Entries with figure data
########

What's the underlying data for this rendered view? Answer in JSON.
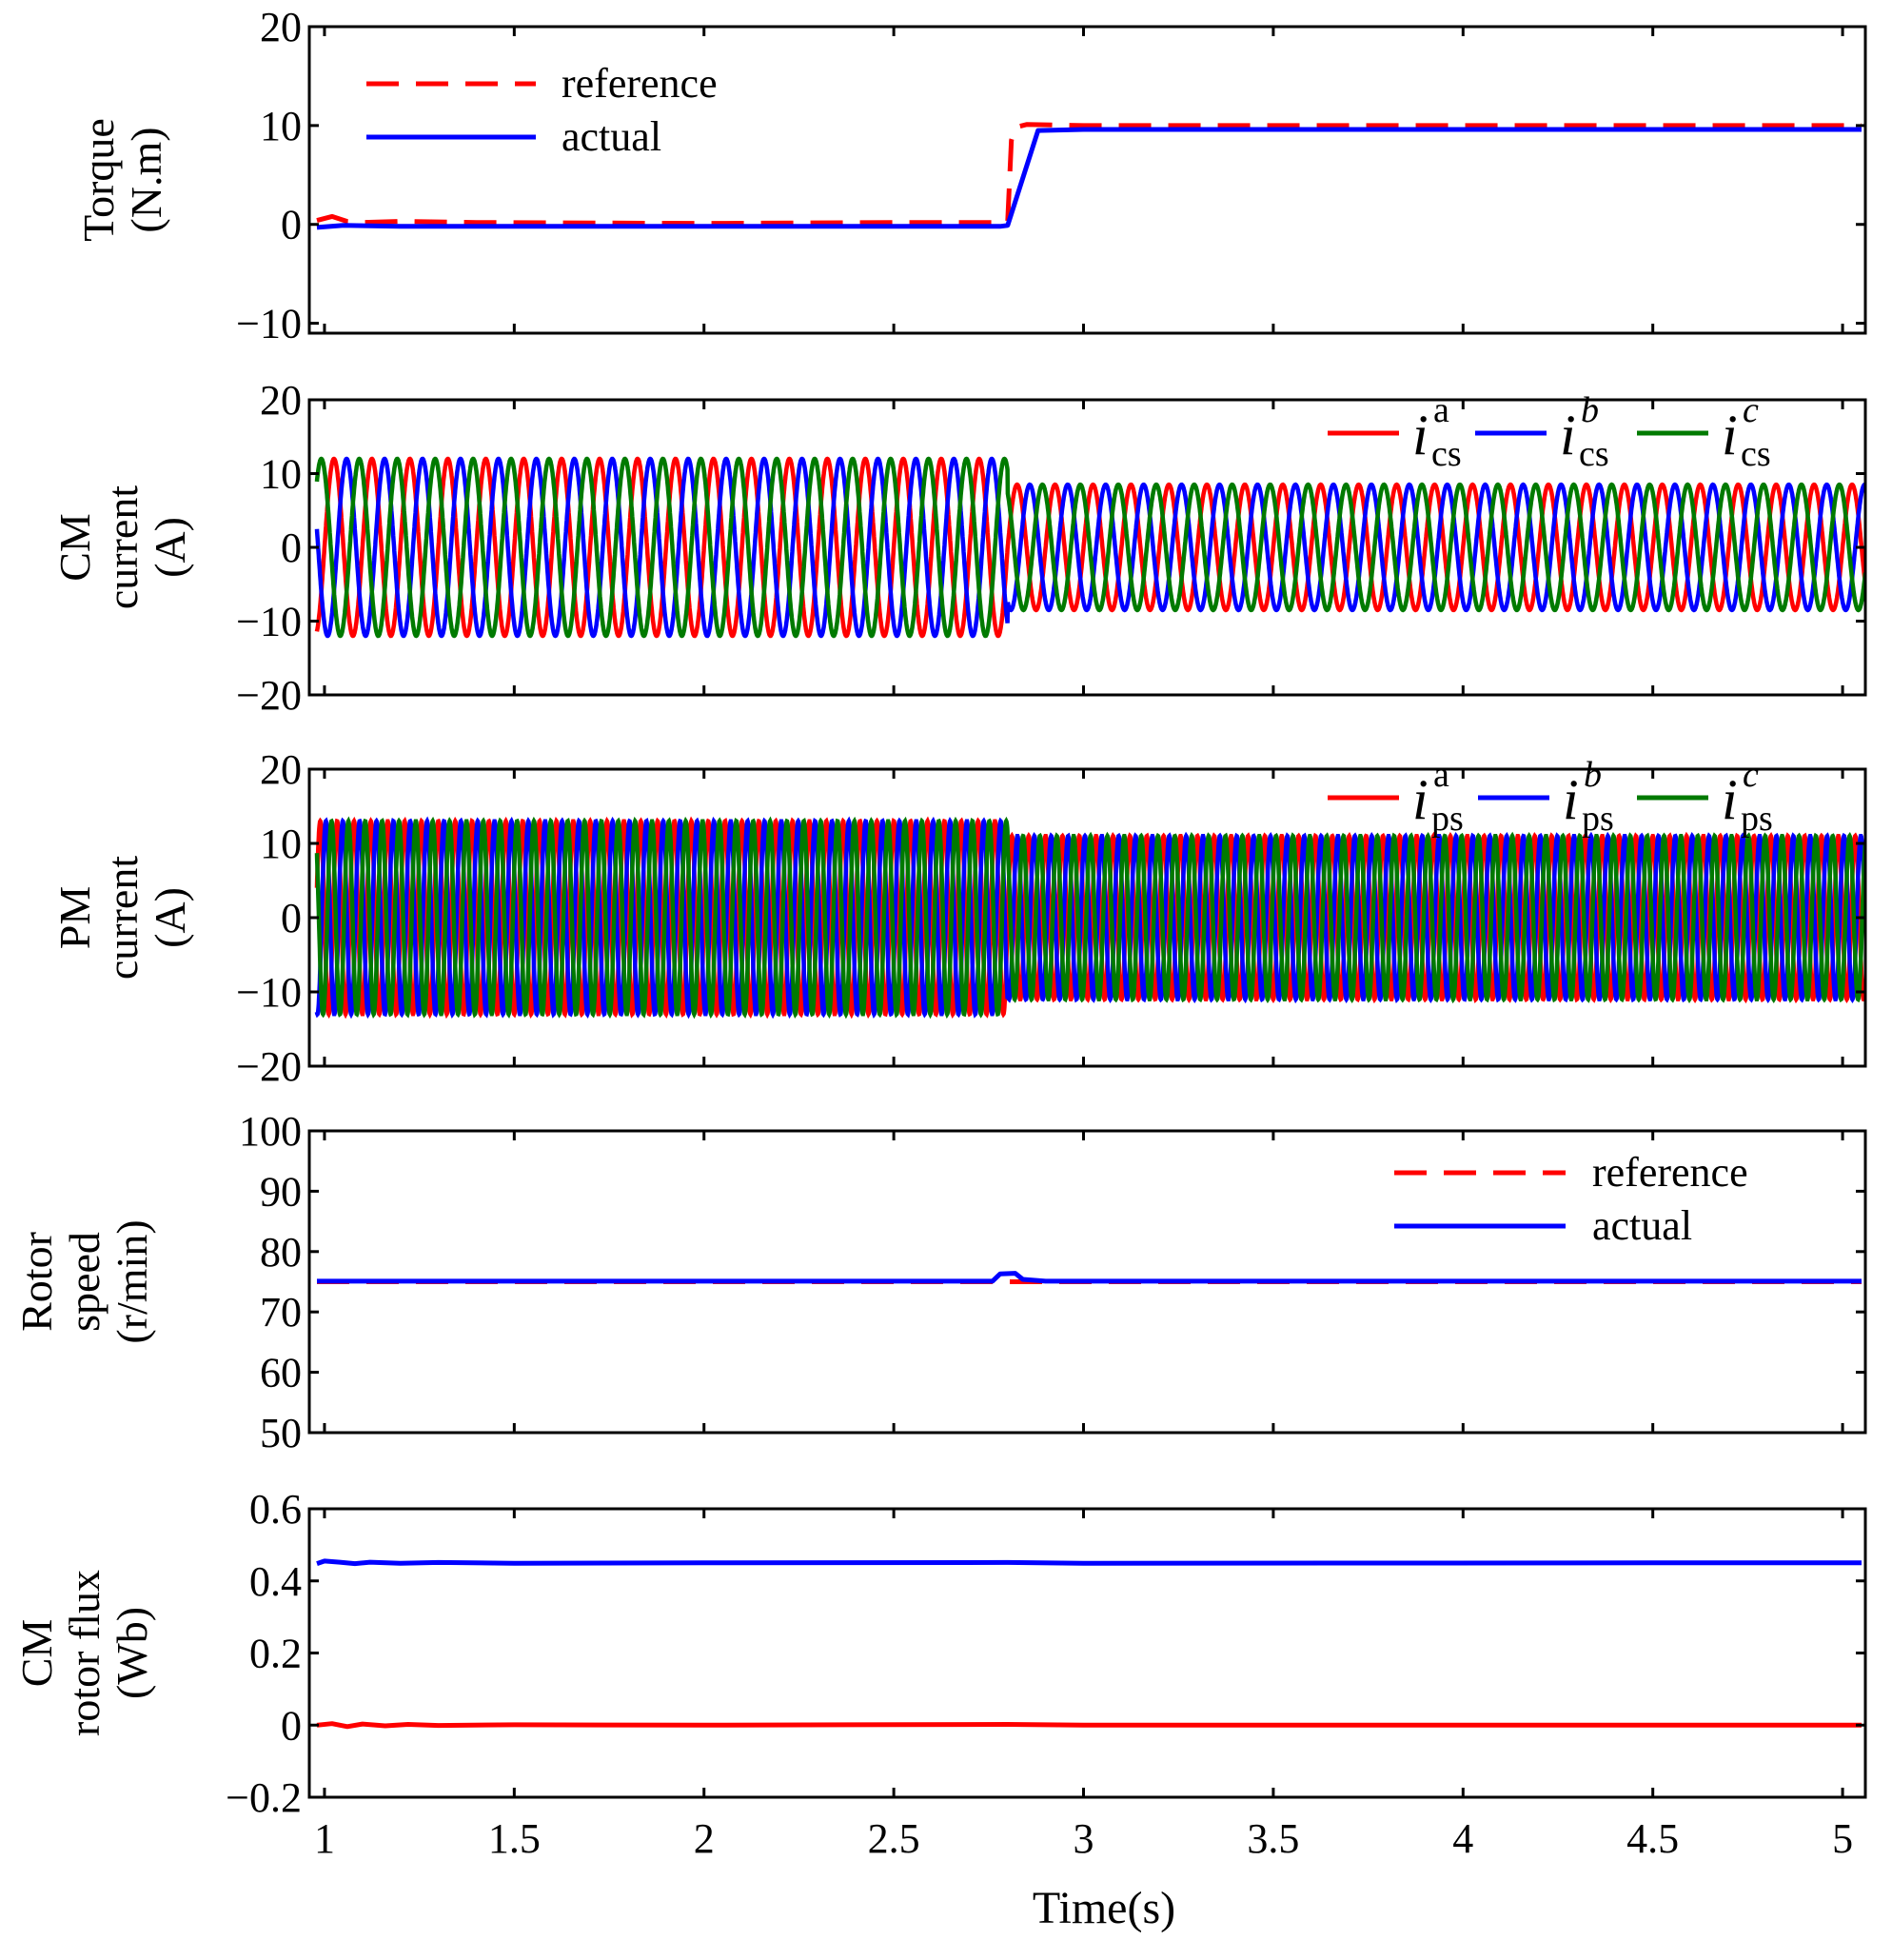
{
  "xaxis": {
    "label": "Time(s)",
    "ticks": [
      1,
      1.5,
      2,
      2.5,
      3,
      3.5,
      4,
      4.5,
      5
    ],
    "tick_labels": [
      "1",
      "1.5",
      "2",
      "2.5",
      "3",
      "3.5",
      "4",
      "4.5",
      "5"
    ],
    "xlim": [
      0.96,
      5.06
    ]
  },
  "colors": {
    "red": "#ff0000",
    "blue": "#0000ff",
    "green": "#007a00"
  },
  "chart_data": [
    {
      "type": "line",
      "id": "torque",
      "ylabel_lines": [
        "Torque",
        "(N.m)"
      ],
      "ylim": [
        -11,
        20
      ],
      "yticks": [
        -10,
        0,
        10,
        20
      ],
      "ytick_labels": [
        "−10",
        "0",
        "10",
        "20"
      ],
      "legend": {
        "placement": "top-left",
        "entries": [
          {
            "label": "reference",
            "style": "dashed",
            "color": "red"
          },
          {
            "label": "actual",
            "style": "solid",
            "color": "blue"
          }
        ]
      },
      "series": [
        {
          "name": "reference",
          "color": "red",
          "dash": true,
          "points": [
            [
              0.98,
              0.4
            ],
            [
              1.02,
              0.8
            ],
            [
              1.06,
              0.3
            ],
            [
              1.1,
              0.2
            ],
            [
              1.2,
              0.3
            ],
            [
              1.4,
              0.2
            ],
            [
              2.0,
              0.1
            ],
            [
              2.5,
              0.2
            ],
            [
              2.79,
              0.2
            ],
            [
              2.8,
              0.3
            ],
            [
              2.81,
              8.5
            ],
            [
              2.82,
              9.8
            ],
            [
              2.85,
              10.1
            ],
            [
              3.0,
              10.0
            ],
            [
              5.05,
              10.0
            ]
          ]
        },
        {
          "name": "actual",
          "color": "blue",
          "dash": false,
          "points": [
            [
              0.98,
              -0.3
            ],
            [
              1.05,
              -0.1
            ],
            [
              1.2,
              -0.2
            ],
            [
              2.0,
              -0.2
            ],
            [
              2.78,
              -0.2
            ],
            [
              2.8,
              -0.1
            ],
            [
              2.88,
              9.5
            ],
            [
              3.0,
              9.6
            ],
            [
              5.05,
              9.6
            ]
          ]
        }
      ]
    },
    {
      "type": "line",
      "id": "cm_current",
      "ylabel_lines": [
        "CM",
        "current",
        "(A)"
      ],
      "ylim": [
        -20,
        20
      ],
      "yticks": [
        -20,
        -10,
        0,
        10,
        20
      ],
      "ytick_labels": [
        "−20",
        "−10",
        "0",
        "10",
        "20"
      ],
      "legend": {
        "placement": "top-right",
        "entries": [
          {
            "symbol": "i",
            "sup": "a",
            "sub": "cs",
            "color": "red"
          },
          {
            "symbol": "i",
            "sup": "b",
            "sub": "cs",
            "color": "blue"
          },
          {
            "symbol": "i",
            "sup": "c",
            "sub": "cs",
            "color": "green"
          }
        ]
      },
      "signal": {
        "kind": "three_phase_sine",
        "frequency_hz": 10,
        "amplitude_before": 12,
        "amplitude_after": 8.5,
        "step_time": 2.8,
        "phase_order": [
          "red",
          "blue",
          "green"
        ]
      }
    },
    {
      "type": "line",
      "id": "pm_current",
      "ylabel_lines": [
        "PM",
        "current",
        "(A)"
      ],
      "ylim": [
        -20,
        20
      ],
      "yticks": [
        -20,
        -10,
        0,
        10,
        20
      ],
      "ytick_labels": [
        "−20",
        "−10",
        "0",
        "10",
        "20"
      ],
      "legend": {
        "placement": "top-right",
        "entries": [
          {
            "symbol": "i",
            "sup": "a",
            "sub": "ps",
            "color": "red"
          },
          {
            "symbol": "i",
            "sup": "b",
            "sub": "ps",
            "color": "blue"
          },
          {
            "symbol": "i",
            "sup": "c",
            "sub": "ps",
            "color": "green"
          }
        ]
      },
      "signal": {
        "kind": "three_phase_sine",
        "frequency_hz": 22.5,
        "amplitude_before": 13,
        "amplitude_after": 11,
        "step_time": 2.8,
        "phase_order": [
          "red",
          "blue",
          "green"
        ]
      }
    },
    {
      "type": "line",
      "id": "rotor_speed",
      "ylabel_lines": [
        "Rotor",
        "speed",
        "(r/min)"
      ],
      "ylim": [
        50,
        100
      ],
      "yticks": [
        50,
        60,
        70,
        80,
        90,
        100
      ],
      "ytick_labels": [
        "50",
        "60",
        "70",
        "80",
        "90",
        "100"
      ],
      "legend": {
        "placement": "top-right",
        "entries": [
          {
            "label": "reference",
            "style": "dashed",
            "color": "red"
          },
          {
            "label": "actual",
            "style": "solid",
            "color": "blue"
          }
        ]
      },
      "series": [
        {
          "name": "reference",
          "color": "red",
          "dash": true,
          "points": [
            [
              0.98,
              75
            ],
            [
              5.05,
              75
            ]
          ]
        },
        {
          "name": "actual",
          "color": "blue",
          "dash": false,
          "points": [
            [
              0.98,
              75.1
            ],
            [
              2.76,
              75.1
            ],
            [
              2.78,
              76.3
            ],
            [
              2.82,
              76.4
            ],
            [
              2.84,
              75.4
            ],
            [
              2.9,
              75.1
            ],
            [
              5.05,
              75.1
            ]
          ]
        }
      ]
    },
    {
      "type": "line",
      "id": "cm_rotor_flux",
      "ylabel_lines": [
        "CM",
        "rotor flux",
        "(Wb)"
      ],
      "ylim": [
        -0.2,
        0.6
      ],
      "yticks": [
        -0.2,
        0,
        0.2,
        0.4,
        0.6
      ],
      "ytick_labels": [
        "−0.2",
        "0",
        "0.2",
        "0.4",
        "0.6"
      ],
      "series": [
        {
          "name": "blue",
          "color": "blue",
          "dash": false,
          "points": [
            [
              0.98,
              0.448
            ],
            [
              1.0,
              0.455
            ],
            [
              1.04,
              0.452
            ],
            [
              1.08,
              0.448
            ],
            [
              1.12,
              0.452
            ],
            [
              1.2,
              0.449
            ],
            [
              1.3,
              0.451
            ],
            [
              1.5,
              0.449
            ],
            [
              2.0,
              0.45
            ],
            [
              2.8,
              0.451
            ],
            [
              3.0,
              0.449
            ],
            [
              4.5,
              0.45
            ],
            [
              5.05,
              0.45
            ]
          ]
        },
        {
          "name": "red",
          "color": "red",
          "dash": false,
          "points": [
            [
              0.98,
              0.0
            ],
            [
              1.02,
              0.004
            ],
            [
              1.06,
              -0.004
            ],
            [
              1.1,
              0.003
            ],
            [
              1.16,
              -0.002
            ],
            [
              1.22,
              0.002
            ],
            [
              1.3,
              -0.001
            ],
            [
              1.5,
              0.001
            ],
            [
              2.0,
              0.0
            ],
            [
              2.8,
              0.002
            ],
            [
              3.0,
              0.0
            ],
            [
              4.5,
              0.0
            ],
            [
              5.05,
              0.0
            ]
          ]
        }
      ]
    }
  ]
}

########

### DIRECTIVE
Repeat the full listing above exactly, with no pictures in the copy.

### CORRECT ANSWER
What's the underlying data for this rendered view? Answer in JSON.
{
  "xaxis": {
    "label": "Time(s)",
    "ticks": [
      1,
      1.5,
      2,
      2.5,
      3,
      3.5,
      4,
      4.5,
      5
    ],
    "tick_labels": [
      "1",
      "1.5",
      "2",
      "2.5",
      "3",
      "3.5",
      "4",
      "4.5",
      "5"
    ],
    "xlim": [
      0.96,
      5.06
    ]
  },
  "colors": {
    "red": "#ff0000",
    "blue": "#0000ff",
    "green": "#007a00"
  },
  "chart_data": [
    {
      "type": "line",
      "id": "torque",
      "ylabel_lines": [
        "Torque",
        "(N.m)"
      ],
      "ylim": [
        -11,
        20
      ],
      "yticks": [
        -10,
        0,
        10,
        20
      ],
      "ytick_labels": [
        "−10",
        "0",
        "10",
        "20"
      ],
      "legend": {
        "placement": "top-left",
        "entries": [
          {
            "label": "reference",
            "style": "dashed",
            "color": "red"
          },
          {
            "label": "actual",
            "style": "solid",
            "color": "blue"
          }
        ]
      },
      "series": [
        {
          "name": "reference",
          "color": "red",
          "dash": true,
          "points": [
            [
              0.98,
              0.4
            ],
            [
              1.02,
              0.8
            ],
            [
              1.06,
              0.3
            ],
            [
              1.1,
              0.2
            ],
            [
              1.2,
              0.3
            ],
            [
              1.4,
              0.2
            ],
            [
              2.0,
              0.1
            ],
            [
              2.5,
              0.2
            ],
            [
              2.79,
              0.2
            ],
            [
              2.8,
              0.3
            ],
            [
              2.81,
              8.5
            ],
            [
              2.82,
              9.8
            ],
            [
              2.85,
              10.1
            ],
            [
              3.0,
              10.0
            ],
            [
              5.05,
              10.0
            ]
          ]
        },
        {
          "name": "actual",
          "color": "blue",
          "dash": false,
          "points": [
            [
              0.98,
              -0.3
            ],
            [
              1.05,
              -0.1
            ],
            [
              1.2,
              -0.2
            ],
            [
              2.0,
              -0.2
            ],
            [
              2.78,
              -0.2
            ],
            [
              2.8,
              -0.1
            ],
            [
              2.88,
              9.5
            ],
            [
              3.0,
              9.6
            ],
            [
              5.05,
              9.6
            ]
          ]
        }
      ]
    },
    {
      "type": "line",
      "id": "cm_current",
      "ylabel_lines": [
        "CM",
        "current",
        "(A)"
      ],
      "ylim": [
        -20,
        20
      ],
      "yticks": [
        -20,
        -10,
        0,
        10,
        20
      ],
      "ytick_labels": [
        "−20",
        "−10",
        "0",
        "10",
        "20"
      ],
      "legend": {
        "placement": "top-right",
        "entries": [
          {
            "symbol": "i",
            "sup": "a",
            "sub": "cs",
            "color": "red"
          },
          {
            "symbol": "i",
            "sup": "b",
            "sub": "cs",
            "color": "blue"
          },
          {
            "symbol": "i",
            "sup": "c",
            "sub": "cs",
            "color": "green"
          }
        ]
      },
      "signal": {
        "kind": "three_phase_sine",
        "frequency_hz": 10,
        "amplitude_before": 12,
        "amplitude_after": 8.5,
        "step_time": 2.8,
        "phase_order": [
          "red",
          "blue",
          "green"
        ]
      }
    },
    {
      "type": "line",
      "id": "pm_current",
      "ylabel_lines": [
        "PM",
        "current",
        "(A)"
      ],
      "ylim": [
        -20,
        20
      ],
      "yticks": [
        -20,
        -10,
        0,
        10,
        20
      ],
      "ytick_labels": [
        "−20",
        "−10",
        "0",
        "10",
        "20"
      ],
      "legend": {
        "placement": "top-right",
        "entries": [
          {
            "symbol": "i",
            "sup": "a",
            "sub": "ps",
            "color": "red"
          },
          {
            "symbol": "i",
            "sup": "b",
            "sub": "ps",
            "color": "blue"
          },
          {
            "symbol": "i",
            "sup": "c",
            "sub": "ps",
            "color": "green"
          }
        ]
      },
      "signal": {
        "kind": "three_phase_sine",
        "frequency_hz": 22.5,
        "amplitude_before": 13,
        "amplitude_after": 11,
        "step_time": 2.8,
        "phase_order": [
          "red",
          "blue",
          "green"
        ]
      }
    },
    {
      "type": "line",
      "id": "rotor_speed",
      "ylabel_lines": [
        "Rotor",
        "speed",
        "(r/min)"
      ],
      "ylim": [
        50,
        100
      ],
      "yticks": [
        50,
        60,
        70,
        80,
        90,
        100
      ],
      "ytick_labels": [
        "50",
        "60",
        "70",
        "80",
        "90",
        "100"
      ],
      "legend": {
        "placement": "top-right",
        "entries": [
          {
            "label": "reference",
            "style": "dashed",
            "color": "red"
          },
          {
            "label": "actual",
            "style": "solid",
            "color": "blue"
          }
        ]
      },
      "series": [
        {
          "name": "reference",
          "color": "red",
          "dash": true,
          "points": [
            [
              0.98,
              75
            ],
            [
              5.05,
              75
            ]
          ]
        },
        {
          "name": "actual",
          "color": "blue",
          "dash": false,
          "points": [
            [
              0.98,
              75.1
            ],
            [
              2.76,
              75.1
            ],
            [
              2.78,
              76.3
            ],
            [
              2.82,
              76.4
            ],
            [
              2.84,
              75.4
            ],
            [
              2.9,
              75.1
            ],
            [
              5.05,
              75.1
            ]
          ]
        }
      ]
    },
    {
      "type": "line",
      "id": "cm_rotor_flux",
      "ylabel_lines": [
        "CM",
        "rotor flux",
        "(Wb)"
      ],
      "ylim": [
        -0.2,
        0.6
      ],
      "yticks": [
        -0.2,
        0,
        0.2,
        0.4,
        0.6
      ],
      "ytick_labels": [
        "−0.2",
        "0",
        "0.2",
        "0.4",
        "0.6"
      ],
      "series": [
        {
          "name": "blue",
          "color": "blue",
          "dash": false,
          "points": [
            [
              0.98,
              0.448
            ],
            [
              1.0,
              0.455
            ],
            [
              1.04,
              0.452
            ],
            [
              1.08,
              0.448
            ],
            [
              1.12,
              0.452
            ],
            [
              1.2,
              0.449
            ],
            [
              1.3,
              0.451
            ],
            [
              1.5,
              0.449
            ],
            [
              2.0,
              0.45
            ],
            [
              2.8,
              0.451
            ],
            [
              3.0,
              0.449
            ],
            [
              4.5,
              0.45
            ],
            [
              5.05,
              0.45
            ]
          ]
        },
        {
          "name": "red",
          "color": "red",
          "dash": false,
          "points": [
            [
              0.98,
              0.0
            ],
            [
              1.02,
              0.004
            ],
            [
              1.06,
              -0.004
            ],
            [
              1.1,
              0.003
            ],
            [
              1.16,
              -0.002
            ],
            [
              1.22,
              0.002
            ],
            [
              1.3,
              -0.001
            ],
            [
              1.5,
              0.001
            ],
            [
              2.0,
              0.0
            ],
            [
              2.8,
              0.002
            ],
            [
              3.0,
              0.0
            ],
            [
              4.5,
              0.0
            ],
            [
              5.05,
              0.0
            ]
          ]
        }
      ]
    }
  ]
}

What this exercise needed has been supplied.